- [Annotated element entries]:
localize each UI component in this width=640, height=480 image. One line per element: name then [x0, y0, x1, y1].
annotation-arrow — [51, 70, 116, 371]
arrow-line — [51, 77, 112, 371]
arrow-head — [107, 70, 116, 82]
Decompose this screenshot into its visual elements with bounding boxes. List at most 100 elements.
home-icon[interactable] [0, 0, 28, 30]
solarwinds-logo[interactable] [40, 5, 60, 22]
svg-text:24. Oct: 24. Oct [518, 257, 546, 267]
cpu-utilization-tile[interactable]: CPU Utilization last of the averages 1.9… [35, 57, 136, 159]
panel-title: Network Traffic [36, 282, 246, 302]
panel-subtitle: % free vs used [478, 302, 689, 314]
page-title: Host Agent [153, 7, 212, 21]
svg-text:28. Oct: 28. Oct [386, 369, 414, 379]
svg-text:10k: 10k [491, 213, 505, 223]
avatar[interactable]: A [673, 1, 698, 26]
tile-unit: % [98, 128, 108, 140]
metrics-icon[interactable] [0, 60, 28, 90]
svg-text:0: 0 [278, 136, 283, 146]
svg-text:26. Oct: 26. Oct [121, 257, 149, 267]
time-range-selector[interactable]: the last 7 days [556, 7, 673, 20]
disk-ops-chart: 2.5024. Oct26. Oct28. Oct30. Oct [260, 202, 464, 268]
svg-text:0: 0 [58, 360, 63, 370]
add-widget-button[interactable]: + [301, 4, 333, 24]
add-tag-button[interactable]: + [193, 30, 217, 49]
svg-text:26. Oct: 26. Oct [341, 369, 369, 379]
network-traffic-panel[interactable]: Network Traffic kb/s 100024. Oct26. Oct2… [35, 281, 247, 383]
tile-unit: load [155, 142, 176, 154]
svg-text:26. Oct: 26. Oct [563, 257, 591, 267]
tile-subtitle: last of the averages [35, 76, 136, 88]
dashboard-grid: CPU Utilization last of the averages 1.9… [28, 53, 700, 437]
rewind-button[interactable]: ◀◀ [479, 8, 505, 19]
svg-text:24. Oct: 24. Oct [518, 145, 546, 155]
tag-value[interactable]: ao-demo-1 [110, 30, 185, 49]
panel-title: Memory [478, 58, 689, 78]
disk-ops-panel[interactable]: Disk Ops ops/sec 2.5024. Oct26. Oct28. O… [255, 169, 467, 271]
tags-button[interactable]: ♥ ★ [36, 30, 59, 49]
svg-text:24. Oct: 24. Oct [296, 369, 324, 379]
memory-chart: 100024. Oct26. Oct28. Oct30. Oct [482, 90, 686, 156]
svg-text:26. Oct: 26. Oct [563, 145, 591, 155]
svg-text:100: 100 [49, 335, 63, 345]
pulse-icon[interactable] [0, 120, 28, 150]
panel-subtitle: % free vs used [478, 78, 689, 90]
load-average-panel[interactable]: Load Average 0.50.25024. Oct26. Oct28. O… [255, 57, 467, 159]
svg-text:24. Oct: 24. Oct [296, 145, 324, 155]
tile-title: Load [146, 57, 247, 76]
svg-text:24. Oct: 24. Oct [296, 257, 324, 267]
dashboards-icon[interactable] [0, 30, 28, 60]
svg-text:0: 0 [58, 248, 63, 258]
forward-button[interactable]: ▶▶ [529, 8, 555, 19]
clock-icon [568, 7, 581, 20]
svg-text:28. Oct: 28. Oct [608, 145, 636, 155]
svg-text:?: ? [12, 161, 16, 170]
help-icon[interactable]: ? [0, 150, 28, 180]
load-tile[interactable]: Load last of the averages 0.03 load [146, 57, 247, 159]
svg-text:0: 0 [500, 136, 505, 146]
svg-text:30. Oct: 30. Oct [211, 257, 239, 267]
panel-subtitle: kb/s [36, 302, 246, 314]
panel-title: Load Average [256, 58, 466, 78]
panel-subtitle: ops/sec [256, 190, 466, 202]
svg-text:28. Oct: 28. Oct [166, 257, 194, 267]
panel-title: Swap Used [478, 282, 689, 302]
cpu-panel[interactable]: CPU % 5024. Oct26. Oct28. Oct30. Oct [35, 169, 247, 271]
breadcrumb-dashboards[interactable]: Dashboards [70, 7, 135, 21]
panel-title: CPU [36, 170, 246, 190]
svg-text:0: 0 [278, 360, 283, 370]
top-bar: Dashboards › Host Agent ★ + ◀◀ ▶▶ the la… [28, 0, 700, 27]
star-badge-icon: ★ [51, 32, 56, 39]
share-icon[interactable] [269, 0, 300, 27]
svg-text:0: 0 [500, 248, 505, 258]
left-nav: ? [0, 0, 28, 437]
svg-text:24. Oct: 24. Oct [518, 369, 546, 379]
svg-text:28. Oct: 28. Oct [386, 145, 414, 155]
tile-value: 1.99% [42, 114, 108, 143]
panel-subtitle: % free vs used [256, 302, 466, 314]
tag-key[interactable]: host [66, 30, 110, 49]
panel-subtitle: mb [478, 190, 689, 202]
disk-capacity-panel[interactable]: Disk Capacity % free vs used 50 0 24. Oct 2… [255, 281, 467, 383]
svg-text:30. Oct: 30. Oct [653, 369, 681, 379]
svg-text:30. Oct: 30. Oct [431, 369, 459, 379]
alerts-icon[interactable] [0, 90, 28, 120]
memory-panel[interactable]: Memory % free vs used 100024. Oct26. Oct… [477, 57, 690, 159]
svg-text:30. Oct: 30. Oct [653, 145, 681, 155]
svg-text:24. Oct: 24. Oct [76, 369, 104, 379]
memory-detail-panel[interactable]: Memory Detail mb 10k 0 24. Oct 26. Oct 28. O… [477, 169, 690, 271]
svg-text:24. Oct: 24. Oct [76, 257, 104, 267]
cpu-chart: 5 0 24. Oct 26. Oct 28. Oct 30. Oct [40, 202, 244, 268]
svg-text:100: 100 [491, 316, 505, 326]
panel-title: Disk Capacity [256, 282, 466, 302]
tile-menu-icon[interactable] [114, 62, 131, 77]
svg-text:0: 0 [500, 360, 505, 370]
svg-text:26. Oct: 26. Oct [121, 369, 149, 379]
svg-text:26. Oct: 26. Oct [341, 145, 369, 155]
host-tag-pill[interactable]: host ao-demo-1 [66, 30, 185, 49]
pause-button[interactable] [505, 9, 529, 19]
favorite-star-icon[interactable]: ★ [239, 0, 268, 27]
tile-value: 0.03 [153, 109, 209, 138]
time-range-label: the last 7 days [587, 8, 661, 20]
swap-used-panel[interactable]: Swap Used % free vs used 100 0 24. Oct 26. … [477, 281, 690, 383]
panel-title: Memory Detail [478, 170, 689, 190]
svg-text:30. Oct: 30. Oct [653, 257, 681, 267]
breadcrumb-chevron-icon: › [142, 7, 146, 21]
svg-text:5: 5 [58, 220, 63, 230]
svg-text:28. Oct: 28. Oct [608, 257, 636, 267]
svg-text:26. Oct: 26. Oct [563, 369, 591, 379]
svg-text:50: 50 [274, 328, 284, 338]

- [Short task]:
Could you reproduce every line of the material above, word for word and in the same order?

- [Response to this exercise]:
localize each UI component in this width=640, height=480 image. One line per element: name then [x0, y0, x1, y1].
annotation-arrow — [51, 70, 116, 371]
arrow-line — [51, 77, 112, 371]
arrow-head — [107, 70, 116, 82]
Decompose this screenshot into its visual elements with bounding boxes. List at most 100 elements.
home-icon[interactable] [0, 0, 28, 30]
solarwinds-logo[interactable] [40, 5, 60, 22]
svg-text:24. Oct: 24. Oct [518, 257, 546, 267]
cpu-utilization-tile[interactable]: CPU Utilization last of the averages 1.9… [35, 57, 136, 159]
panel-title: Network Traffic [36, 282, 246, 302]
panel-subtitle: % free vs used [478, 302, 689, 314]
page-title: Host Agent [153, 7, 212, 21]
svg-text:28. Oct: 28. Oct [386, 369, 414, 379]
svg-text:10k: 10k [491, 213, 505, 223]
avatar[interactable]: A [673, 1, 698, 26]
tile-unit: % [98, 128, 108, 140]
metrics-icon[interactable] [0, 60, 28, 90]
svg-text:0: 0 [278, 136, 283, 146]
svg-text:26. Oct: 26. Oct [121, 257, 149, 267]
time-range-selector[interactable]: the last 7 days [556, 7, 673, 20]
disk-ops-chart: 2.5024. Oct26. Oct28. Oct30. Oct [260, 202, 464, 268]
svg-text:0: 0 [58, 360, 63, 370]
add-widget-button[interactable]: + [301, 4, 333, 24]
add-tag-button[interactable]: + [193, 30, 217, 49]
svg-text:26. Oct: 26. Oct [341, 369, 369, 379]
network-traffic-panel[interactable]: Network Traffic kb/s 100024. Oct26. Oct2… [35, 281, 247, 383]
tile-unit: load [155, 142, 176, 154]
svg-text:26. Oct: 26. Oct [563, 257, 591, 267]
tile-subtitle: last of the averages [35, 76, 136, 88]
dashboard-grid: CPU Utilization last of the averages 1.9… [28, 53, 700, 437]
rewind-button[interactable]: ◀◀ [479, 8, 505, 19]
svg-text:24. Oct: 24. Oct [518, 145, 546, 155]
tag-value[interactable]: ao-demo-1 [110, 30, 185, 49]
panel-title: Memory [478, 58, 689, 78]
disk-ops-panel[interactable]: Disk Ops ops/sec 2.5024. Oct26. Oct28. O… [255, 169, 467, 271]
tags-button[interactable]: ♥ ★ [36, 30, 59, 49]
svg-text:24. Oct: 24. Oct [296, 369, 324, 379]
memory-chart: 100024. Oct26. Oct28. Oct30. Oct [482, 90, 686, 156]
svg-text:26. Oct: 26. Oct [563, 145, 591, 155]
svg-text:100: 100 [49, 335, 63, 345]
pulse-icon[interactable] [0, 120, 28, 150]
panel-subtitle: % free vs used [478, 78, 689, 90]
load-average-panel[interactable]: Load Average 0.50.25024. Oct26. Oct28. O… [255, 57, 467, 159]
svg-text:24. Oct: 24. Oct [296, 145, 324, 155]
tile-title: Load [146, 57, 247, 76]
svg-text:24. Oct: 24. Oct [296, 257, 324, 267]
dashboards-icon[interactable] [0, 30, 28, 60]
svg-text:0: 0 [58, 248, 63, 258]
forward-button[interactable]: ▶▶ [529, 8, 555, 19]
clock-icon [568, 7, 581, 20]
svg-text:28. Oct: 28. Oct [608, 145, 636, 155]
svg-text:?: ? [12, 161, 16, 170]
help-icon[interactable]: ? [0, 150, 28, 180]
load-tile[interactable]: Load last of the averages 0.03 load [146, 57, 247, 159]
svg-text:0: 0 [500, 136, 505, 146]
svg-text:30. Oct: 30. Oct [211, 257, 239, 267]
panel-subtitle: kb/s [36, 302, 246, 314]
panel-title: Load Average [256, 58, 466, 78]
panel-subtitle: ops/sec [256, 190, 466, 202]
svg-text:28. Oct: 28. Oct [166, 257, 194, 267]
panel-title: Swap Used [478, 282, 689, 302]
cpu-panel[interactable]: CPU % 5024. Oct26. Oct28. Oct30. Oct [35, 169, 247, 271]
breadcrumb-dashboards[interactable]: Dashboards [70, 7, 135, 21]
panel-title: CPU [36, 170, 246, 190]
svg-text:0: 0 [278, 360, 283, 370]
top-bar: Dashboards › Host Agent ★ + ◀◀ ▶▶ the la… [28, 0, 700, 27]
star-badge-icon: ★ [51, 32, 56, 39]
share-icon[interactable] [269, 0, 300, 27]
svg-text:0: 0 [500, 248, 505, 258]
left-nav: ? [0, 0, 28, 437]
svg-text:24. Oct: 24. Oct [518, 369, 546, 379]
svg-text:28. Oct: 28. Oct [386, 145, 414, 155]
tile-value: 1.99% [42, 114, 108, 143]
panel-subtitle: % free vs used [256, 302, 466, 314]
tag-key[interactable]: host [66, 30, 110, 49]
panel-subtitle: mb [478, 190, 689, 202]
disk-capacity-panel[interactable]: Disk Capacity % free vs used 50 0 24. Oct 2… [255, 281, 467, 383]
svg-text:30. Oct: 30. Oct [653, 369, 681, 379]
svg-text:30. Oct: 30. Oct [431, 369, 459, 379]
alerts-icon[interactable] [0, 90, 28, 120]
memory-panel[interactable]: Memory % free vs used 100024. Oct26. Oct… [477, 57, 690, 159]
svg-text:30. Oct: 30. Oct [653, 145, 681, 155]
svg-text:24. Oct: 24. Oct [76, 369, 104, 379]
memory-detail-panel[interactable]: Memory Detail mb 10k 0 24. Oct 26. Oct 28. O… [477, 169, 690, 271]
svg-text:24. Oct: 24. Oct [76, 257, 104, 267]
cpu-chart: 5 0 24. Oct 26. Oct 28. Oct 30. Oct [40, 202, 244, 268]
svg-text:100: 100 [491, 316, 505, 326]
panel-title: Disk Capacity [256, 282, 466, 302]
tile-menu-icon[interactable] [114, 62, 131, 77]
svg-text:0: 0 [500, 360, 505, 370]
svg-text:26. Oct: 26. Oct [121, 369, 149, 379]
svg-text:26. Oct: 26. Oct [341, 145, 369, 155]
host-tag-pill[interactable]: host ao-demo-1 [66, 30, 185, 49]
pause-button[interactable] [505, 9, 529, 19]
favorite-star-icon[interactable]: ★ [239, 0, 268, 27]
tile-value: 0.03 [153, 109, 209, 138]
time-range-label: the last 7 days [587, 8, 661, 20]
swap-used-panel[interactable]: Swap Used % free vs used 100 0 24. Oct 26. … [477, 281, 690, 383]
panel-title: Memory Detail [478, 170, 689, 190]
svg-text:30. Oct: 30. Oct [653, 257, 681, 267]
breadcrumb-chevron-icon: › [142, 7, 146, 21]
svg-text:5: 5 [58, 220, 63, 230]
svg-text:28. Oct: 28. Oct [608, 257, 636, 267]
svg-text:26. Oct: 26. Oct [563, 369, 591, 379]
svg-text:50: 50 [274, 328, 284, 338]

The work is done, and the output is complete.